Pick out every line of the entries below where "Evangelische" occurs, and copy those lines.

***

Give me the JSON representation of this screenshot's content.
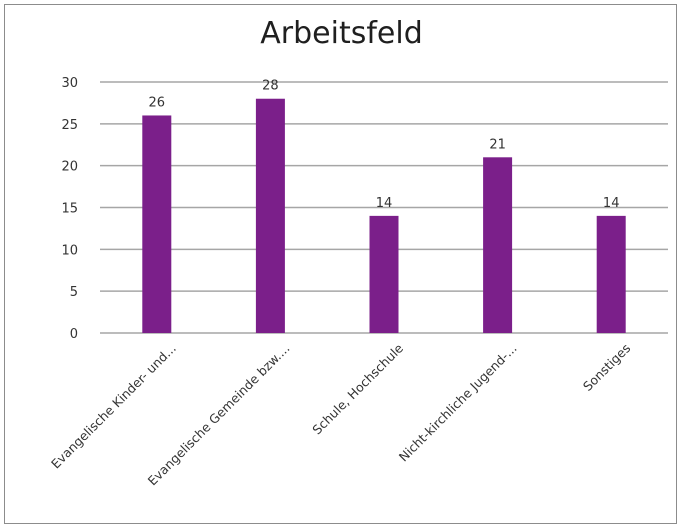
{
  "chart_data": {
    "type": "bar",
    "title": "Arbeitsfeld",
    "categories": [
      "Evangelische Kinder- und...",
      "Evangelische Gemeinde bzw....",
      "Schule, Hochschule",
      "Nicht-kirchliche Jugend-...",
      "Sonstiges"
    ],
    "values": [
      26,
      28,
      14,
      21,
      14
    ],
    "y_ticks": [
      "0",
      "5",
      "10",
      "15",
      "20",
      "25",
      "30"
    ],
    "ylim": [
      0,
      30
    ],
    "data_labels": [
      "26",
      "28",
      "14",
      "21",
      "14"
    ],
    "grid": true,
    "legend": "none",
    "bar_color": "#7b1f8a",
    "grid_color": "#a6a6a6"
  }
}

***

The response:
      "Evangelische Kinder- und...",
      "Evangelische Gemeinde bzw....",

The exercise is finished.